Your instructions: Tally the lines holding "items" and state only that figure.
-------- Material for this exercise
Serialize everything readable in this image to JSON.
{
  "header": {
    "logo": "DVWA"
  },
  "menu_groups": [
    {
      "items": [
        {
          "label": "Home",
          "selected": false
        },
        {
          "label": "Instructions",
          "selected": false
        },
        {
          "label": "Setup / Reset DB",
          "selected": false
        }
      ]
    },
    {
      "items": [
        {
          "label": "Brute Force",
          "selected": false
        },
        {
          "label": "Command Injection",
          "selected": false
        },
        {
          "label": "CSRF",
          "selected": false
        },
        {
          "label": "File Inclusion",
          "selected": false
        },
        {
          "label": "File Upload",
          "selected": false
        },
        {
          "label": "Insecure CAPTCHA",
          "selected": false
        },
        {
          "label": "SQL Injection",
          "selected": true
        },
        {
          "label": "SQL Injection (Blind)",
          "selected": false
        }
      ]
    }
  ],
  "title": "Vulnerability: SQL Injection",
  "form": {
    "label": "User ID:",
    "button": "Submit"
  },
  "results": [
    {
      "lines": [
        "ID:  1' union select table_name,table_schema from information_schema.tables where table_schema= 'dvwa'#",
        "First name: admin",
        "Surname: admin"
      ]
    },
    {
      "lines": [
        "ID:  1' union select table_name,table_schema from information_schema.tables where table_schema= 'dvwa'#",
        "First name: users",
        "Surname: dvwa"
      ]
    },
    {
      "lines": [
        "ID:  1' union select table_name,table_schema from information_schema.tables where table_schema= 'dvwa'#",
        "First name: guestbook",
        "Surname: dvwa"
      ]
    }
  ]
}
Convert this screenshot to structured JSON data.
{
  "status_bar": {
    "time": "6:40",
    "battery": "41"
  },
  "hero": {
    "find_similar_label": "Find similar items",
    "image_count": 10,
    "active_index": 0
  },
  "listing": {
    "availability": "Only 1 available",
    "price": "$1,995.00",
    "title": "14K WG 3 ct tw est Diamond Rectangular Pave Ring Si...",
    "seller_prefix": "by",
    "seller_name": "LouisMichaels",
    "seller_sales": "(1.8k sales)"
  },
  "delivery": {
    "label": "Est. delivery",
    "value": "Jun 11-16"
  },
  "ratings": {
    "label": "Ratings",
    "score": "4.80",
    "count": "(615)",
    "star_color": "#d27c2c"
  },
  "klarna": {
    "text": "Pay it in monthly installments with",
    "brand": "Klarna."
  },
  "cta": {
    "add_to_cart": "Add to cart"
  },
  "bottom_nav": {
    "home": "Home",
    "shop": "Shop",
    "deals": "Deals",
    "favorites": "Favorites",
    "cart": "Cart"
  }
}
----------------
-------- Material for this exercise
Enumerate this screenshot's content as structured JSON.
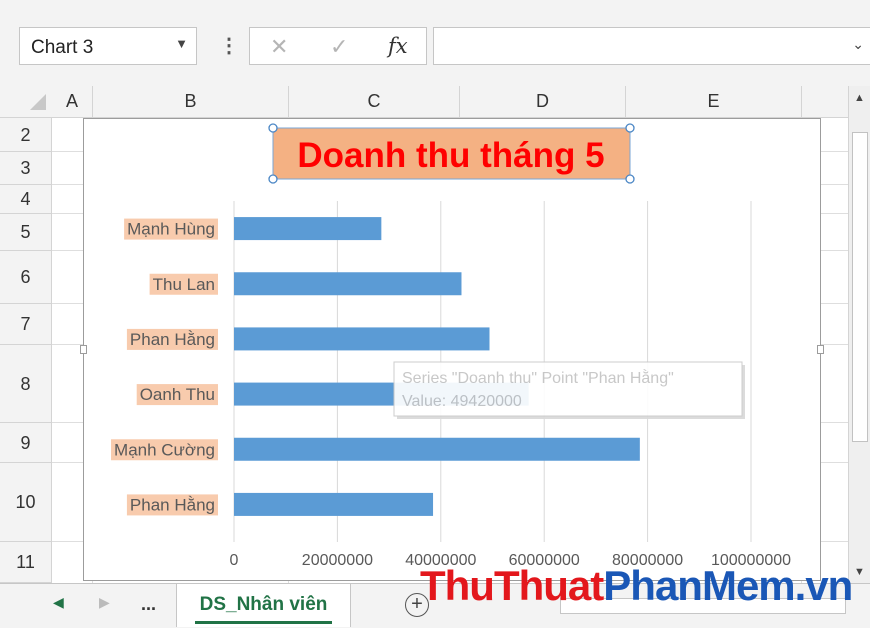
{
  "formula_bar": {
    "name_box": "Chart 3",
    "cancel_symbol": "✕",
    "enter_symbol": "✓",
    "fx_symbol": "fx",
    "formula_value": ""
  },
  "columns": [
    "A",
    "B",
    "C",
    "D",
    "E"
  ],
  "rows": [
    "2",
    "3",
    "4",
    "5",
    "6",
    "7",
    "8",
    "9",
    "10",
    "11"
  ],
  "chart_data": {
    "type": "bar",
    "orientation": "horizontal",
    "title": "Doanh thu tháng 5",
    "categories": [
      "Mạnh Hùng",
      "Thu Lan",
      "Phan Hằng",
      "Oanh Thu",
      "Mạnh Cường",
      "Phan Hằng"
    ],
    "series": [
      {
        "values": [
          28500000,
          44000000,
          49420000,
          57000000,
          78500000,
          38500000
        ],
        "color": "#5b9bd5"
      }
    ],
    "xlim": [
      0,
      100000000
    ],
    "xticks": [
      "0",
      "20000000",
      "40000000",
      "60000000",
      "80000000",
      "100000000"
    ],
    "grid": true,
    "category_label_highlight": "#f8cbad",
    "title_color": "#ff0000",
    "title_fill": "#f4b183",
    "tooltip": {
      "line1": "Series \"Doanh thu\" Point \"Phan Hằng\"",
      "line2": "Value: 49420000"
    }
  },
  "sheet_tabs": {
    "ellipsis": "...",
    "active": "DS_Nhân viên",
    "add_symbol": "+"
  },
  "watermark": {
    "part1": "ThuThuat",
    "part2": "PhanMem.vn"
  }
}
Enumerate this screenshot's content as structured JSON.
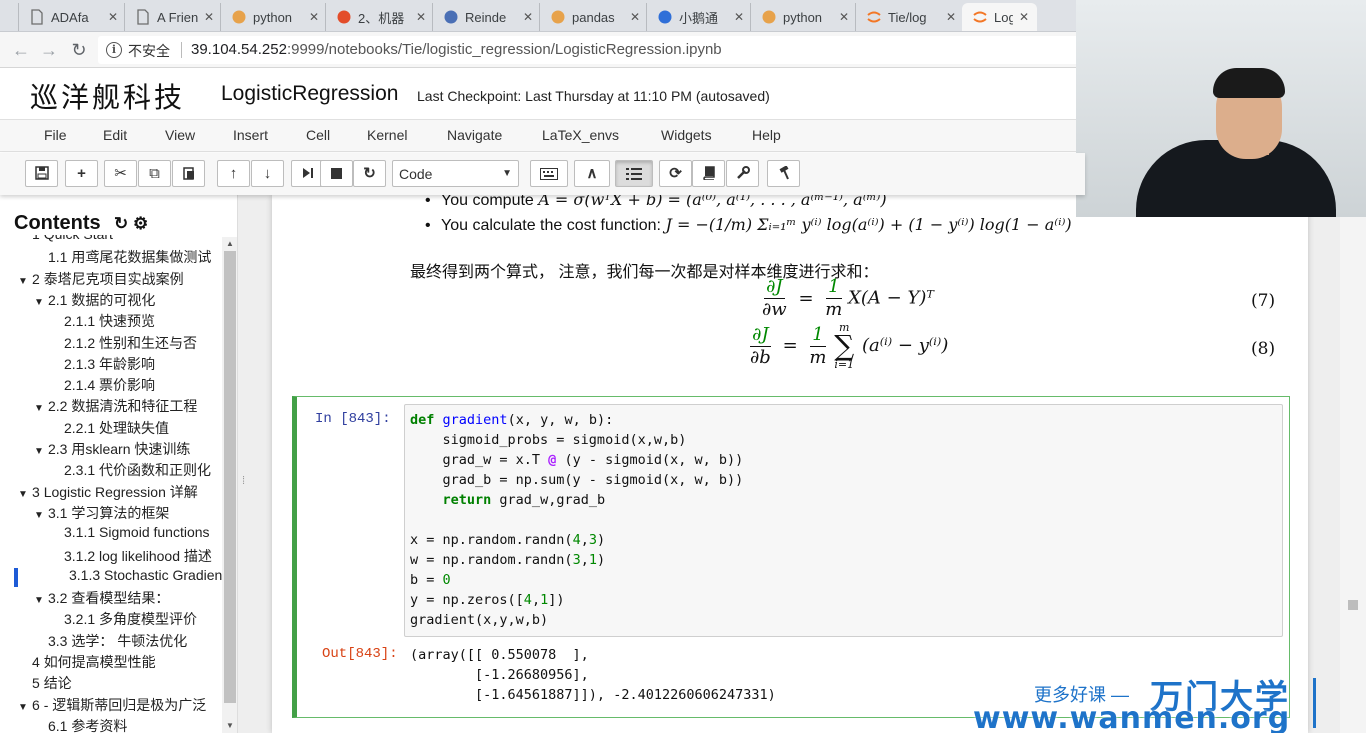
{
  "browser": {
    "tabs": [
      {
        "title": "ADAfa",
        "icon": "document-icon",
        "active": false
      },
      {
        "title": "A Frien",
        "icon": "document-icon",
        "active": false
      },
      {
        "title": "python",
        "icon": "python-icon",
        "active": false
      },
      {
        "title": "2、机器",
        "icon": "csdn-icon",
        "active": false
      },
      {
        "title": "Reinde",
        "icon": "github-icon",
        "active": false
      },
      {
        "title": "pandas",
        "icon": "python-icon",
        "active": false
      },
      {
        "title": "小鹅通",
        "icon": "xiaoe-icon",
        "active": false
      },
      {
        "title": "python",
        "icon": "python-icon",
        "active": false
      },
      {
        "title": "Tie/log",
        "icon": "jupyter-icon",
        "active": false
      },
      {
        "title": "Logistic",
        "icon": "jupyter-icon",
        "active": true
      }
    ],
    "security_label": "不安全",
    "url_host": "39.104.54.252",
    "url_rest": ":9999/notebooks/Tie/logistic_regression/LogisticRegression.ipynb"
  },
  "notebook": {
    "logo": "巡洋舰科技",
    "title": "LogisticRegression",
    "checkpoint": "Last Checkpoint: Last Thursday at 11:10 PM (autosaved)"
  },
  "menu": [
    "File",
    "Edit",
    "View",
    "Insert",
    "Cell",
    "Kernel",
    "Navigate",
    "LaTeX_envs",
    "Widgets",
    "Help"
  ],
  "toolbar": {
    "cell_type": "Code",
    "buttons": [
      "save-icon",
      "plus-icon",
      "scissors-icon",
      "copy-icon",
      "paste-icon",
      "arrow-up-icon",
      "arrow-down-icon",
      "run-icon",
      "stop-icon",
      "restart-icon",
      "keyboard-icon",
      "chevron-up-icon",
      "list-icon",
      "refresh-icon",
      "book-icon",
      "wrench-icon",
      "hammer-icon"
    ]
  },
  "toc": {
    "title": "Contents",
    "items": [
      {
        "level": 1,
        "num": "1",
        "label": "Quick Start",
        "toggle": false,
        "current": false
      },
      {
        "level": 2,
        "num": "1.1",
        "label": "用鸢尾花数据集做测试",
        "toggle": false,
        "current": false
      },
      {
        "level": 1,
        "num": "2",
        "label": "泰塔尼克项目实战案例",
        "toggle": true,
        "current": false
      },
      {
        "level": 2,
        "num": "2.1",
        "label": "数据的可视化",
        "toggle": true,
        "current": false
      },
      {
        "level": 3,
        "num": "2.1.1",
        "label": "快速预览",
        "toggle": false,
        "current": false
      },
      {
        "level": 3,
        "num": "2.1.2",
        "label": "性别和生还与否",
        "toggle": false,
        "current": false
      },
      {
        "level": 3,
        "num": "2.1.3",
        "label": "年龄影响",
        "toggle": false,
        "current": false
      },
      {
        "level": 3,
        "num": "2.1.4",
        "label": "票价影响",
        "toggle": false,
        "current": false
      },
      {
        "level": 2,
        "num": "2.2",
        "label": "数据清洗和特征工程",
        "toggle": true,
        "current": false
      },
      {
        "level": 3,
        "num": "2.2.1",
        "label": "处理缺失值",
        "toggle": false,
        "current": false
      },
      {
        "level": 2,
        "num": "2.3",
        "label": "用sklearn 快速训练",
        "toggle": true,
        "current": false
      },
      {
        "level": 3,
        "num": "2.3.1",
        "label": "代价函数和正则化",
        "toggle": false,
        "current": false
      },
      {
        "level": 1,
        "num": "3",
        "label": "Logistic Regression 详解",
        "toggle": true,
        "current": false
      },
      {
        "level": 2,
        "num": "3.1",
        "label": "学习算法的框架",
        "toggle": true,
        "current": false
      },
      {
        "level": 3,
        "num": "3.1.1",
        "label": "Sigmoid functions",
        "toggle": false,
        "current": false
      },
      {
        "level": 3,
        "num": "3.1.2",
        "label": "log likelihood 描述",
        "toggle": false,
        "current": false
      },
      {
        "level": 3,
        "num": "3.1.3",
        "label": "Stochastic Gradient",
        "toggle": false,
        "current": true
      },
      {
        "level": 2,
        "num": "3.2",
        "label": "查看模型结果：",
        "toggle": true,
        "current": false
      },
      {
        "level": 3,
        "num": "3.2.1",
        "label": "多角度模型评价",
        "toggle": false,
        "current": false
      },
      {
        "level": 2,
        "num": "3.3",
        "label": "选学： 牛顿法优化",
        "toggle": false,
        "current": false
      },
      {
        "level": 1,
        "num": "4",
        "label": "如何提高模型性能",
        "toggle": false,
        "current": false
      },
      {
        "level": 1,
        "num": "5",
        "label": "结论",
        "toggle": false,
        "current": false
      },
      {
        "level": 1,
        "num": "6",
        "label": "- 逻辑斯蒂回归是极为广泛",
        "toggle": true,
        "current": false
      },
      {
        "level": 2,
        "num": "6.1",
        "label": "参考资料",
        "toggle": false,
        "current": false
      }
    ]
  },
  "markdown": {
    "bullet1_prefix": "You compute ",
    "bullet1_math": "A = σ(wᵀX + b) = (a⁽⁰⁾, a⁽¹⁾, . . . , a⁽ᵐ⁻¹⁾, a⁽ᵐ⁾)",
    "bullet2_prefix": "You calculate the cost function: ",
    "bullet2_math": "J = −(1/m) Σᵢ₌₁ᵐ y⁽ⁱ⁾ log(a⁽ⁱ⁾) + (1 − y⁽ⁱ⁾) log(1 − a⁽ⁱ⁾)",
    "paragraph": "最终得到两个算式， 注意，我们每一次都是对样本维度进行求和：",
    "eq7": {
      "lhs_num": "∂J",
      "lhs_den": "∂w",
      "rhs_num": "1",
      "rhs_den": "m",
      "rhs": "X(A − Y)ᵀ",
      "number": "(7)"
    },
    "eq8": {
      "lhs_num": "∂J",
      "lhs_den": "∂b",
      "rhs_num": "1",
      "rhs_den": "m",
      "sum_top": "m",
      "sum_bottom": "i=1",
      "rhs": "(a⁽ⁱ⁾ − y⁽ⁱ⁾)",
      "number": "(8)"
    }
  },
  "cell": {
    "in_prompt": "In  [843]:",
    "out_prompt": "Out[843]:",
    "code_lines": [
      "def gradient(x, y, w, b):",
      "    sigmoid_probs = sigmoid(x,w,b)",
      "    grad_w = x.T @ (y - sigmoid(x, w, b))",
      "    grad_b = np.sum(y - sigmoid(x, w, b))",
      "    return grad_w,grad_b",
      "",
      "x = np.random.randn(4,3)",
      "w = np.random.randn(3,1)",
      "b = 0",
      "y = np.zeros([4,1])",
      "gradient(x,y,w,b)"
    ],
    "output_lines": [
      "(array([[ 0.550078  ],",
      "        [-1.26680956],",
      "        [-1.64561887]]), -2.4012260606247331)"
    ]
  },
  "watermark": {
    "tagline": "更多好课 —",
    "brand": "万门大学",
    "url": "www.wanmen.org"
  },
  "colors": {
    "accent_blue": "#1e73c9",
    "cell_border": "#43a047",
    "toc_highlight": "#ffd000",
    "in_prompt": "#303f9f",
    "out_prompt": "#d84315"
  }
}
----------------
-------- Material for this exercise
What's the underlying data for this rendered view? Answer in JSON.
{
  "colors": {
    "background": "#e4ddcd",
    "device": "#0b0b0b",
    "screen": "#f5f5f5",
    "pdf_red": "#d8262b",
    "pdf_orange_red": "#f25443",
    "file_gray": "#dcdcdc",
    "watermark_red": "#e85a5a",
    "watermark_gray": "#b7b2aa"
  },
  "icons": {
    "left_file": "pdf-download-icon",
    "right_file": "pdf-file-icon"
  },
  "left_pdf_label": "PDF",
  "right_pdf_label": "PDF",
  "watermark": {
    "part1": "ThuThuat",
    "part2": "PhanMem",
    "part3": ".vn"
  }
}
----------------
Answer to this problem: 4